Task »
Find the line that contains "Type out the text in this image."; then retype it and each line after it, exactly, through the final line of the data below.

Records for processing »
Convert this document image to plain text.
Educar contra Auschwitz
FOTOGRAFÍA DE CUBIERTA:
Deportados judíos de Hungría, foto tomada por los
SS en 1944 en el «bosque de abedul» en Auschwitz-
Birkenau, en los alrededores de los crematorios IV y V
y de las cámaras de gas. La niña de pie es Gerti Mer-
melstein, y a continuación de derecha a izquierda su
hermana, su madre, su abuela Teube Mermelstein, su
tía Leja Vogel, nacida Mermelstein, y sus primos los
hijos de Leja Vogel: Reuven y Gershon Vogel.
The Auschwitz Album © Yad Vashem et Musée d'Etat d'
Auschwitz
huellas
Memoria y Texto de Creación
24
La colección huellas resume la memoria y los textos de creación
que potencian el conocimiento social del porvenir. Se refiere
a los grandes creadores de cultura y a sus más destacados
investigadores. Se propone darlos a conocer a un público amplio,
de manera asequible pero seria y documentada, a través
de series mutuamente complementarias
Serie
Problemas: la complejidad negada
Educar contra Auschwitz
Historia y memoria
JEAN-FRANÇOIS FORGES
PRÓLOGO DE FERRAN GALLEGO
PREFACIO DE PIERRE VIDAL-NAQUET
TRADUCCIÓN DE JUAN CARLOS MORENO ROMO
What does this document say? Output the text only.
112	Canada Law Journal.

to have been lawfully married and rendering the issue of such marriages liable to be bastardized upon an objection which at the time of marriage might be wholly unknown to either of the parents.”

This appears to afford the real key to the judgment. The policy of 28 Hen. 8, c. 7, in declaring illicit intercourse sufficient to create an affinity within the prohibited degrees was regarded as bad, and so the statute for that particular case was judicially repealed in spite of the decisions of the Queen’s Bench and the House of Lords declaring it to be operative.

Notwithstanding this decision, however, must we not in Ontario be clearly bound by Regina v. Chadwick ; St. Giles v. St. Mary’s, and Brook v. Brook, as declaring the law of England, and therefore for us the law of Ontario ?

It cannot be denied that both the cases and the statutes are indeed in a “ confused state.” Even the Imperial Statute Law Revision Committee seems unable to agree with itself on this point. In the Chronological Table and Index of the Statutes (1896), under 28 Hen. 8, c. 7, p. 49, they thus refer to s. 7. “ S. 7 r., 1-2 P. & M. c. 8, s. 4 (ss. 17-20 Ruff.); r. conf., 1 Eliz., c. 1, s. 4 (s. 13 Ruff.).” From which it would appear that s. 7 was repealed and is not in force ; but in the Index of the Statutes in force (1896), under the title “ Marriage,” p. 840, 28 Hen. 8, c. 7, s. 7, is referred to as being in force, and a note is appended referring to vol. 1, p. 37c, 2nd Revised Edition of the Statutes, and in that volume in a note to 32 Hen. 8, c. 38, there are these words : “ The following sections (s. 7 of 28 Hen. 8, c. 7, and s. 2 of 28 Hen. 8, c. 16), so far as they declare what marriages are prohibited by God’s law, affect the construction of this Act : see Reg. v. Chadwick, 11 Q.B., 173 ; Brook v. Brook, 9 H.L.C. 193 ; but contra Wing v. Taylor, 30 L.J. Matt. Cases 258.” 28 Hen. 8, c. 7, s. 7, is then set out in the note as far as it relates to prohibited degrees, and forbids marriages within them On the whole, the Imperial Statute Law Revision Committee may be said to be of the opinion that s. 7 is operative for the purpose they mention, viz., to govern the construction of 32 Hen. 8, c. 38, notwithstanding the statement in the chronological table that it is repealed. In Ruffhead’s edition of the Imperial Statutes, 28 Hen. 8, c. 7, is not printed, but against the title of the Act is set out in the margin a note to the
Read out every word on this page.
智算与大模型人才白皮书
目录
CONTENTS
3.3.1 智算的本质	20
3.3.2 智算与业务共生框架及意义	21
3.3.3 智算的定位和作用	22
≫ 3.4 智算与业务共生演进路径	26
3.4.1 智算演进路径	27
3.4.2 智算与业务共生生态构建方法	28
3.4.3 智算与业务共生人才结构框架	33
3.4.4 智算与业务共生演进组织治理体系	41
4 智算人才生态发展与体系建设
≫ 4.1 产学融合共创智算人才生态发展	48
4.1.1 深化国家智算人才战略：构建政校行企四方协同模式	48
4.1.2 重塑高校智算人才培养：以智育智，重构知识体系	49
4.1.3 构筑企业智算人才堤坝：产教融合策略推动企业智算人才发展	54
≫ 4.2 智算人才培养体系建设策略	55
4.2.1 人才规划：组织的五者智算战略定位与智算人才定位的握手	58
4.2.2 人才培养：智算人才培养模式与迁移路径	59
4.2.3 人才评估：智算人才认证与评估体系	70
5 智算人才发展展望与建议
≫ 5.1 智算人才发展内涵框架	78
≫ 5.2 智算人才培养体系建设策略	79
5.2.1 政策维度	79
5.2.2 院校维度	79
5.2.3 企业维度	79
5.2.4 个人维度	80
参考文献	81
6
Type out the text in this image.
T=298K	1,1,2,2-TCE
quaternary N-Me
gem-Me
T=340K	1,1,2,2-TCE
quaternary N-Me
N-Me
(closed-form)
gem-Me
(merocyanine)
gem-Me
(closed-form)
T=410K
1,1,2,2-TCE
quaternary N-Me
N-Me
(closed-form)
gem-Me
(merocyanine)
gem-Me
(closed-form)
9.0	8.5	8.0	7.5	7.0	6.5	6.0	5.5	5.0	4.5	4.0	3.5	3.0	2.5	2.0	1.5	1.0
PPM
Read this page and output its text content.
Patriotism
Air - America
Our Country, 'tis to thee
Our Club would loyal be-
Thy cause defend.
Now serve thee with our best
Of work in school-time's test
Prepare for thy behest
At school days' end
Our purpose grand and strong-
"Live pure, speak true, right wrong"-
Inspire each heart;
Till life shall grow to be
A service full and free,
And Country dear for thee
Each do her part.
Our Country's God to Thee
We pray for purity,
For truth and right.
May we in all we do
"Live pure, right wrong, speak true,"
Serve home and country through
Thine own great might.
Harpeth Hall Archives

Result »
Type out the text in this image.
T=298K	1,1,2,2-TCE
quaternary N-Me
gem-Me
T=340K	1,1,2,2-TCE
quaternary N-Me
N-Me
(closed-form)
gem-Me
(merocyanine)
gem-Me
(closed-form)
T=410K
1,1,2,2-TCE
quaternary N-Me
N-Me
(closed-form)
gem-Me
(merocyanine)
gem-Me
(closed-form)
9.0	8.5	8.0	7.5	7.0	6.5	6.0	5.5	5.0	4.5	4.0	3.5	3.0	2.5	2.0	1.5	1.0
PPM
Read this page and output its text content.
Patriotism
Air - America
Our Country, 'tis to thee
Our Club would loyal be-
Thy cause defend.
Now serve thee with our best
Of work in school-time's test
Prepare for thy behest
At school days' end
Our purpose grand and strong-
"Live pure, speak true, right wrong"-
Inspire each heart;
Till life shall grow to be
A service full and free,
And Country dear for thee
Each do her part.
Our Country's God to Thee
We pray for purity,
For truth and right.
May we in all we do
"Live pure, right wrong, speak true,"
Serve home and country through
Thine own great might.
Harpeth Hall Archives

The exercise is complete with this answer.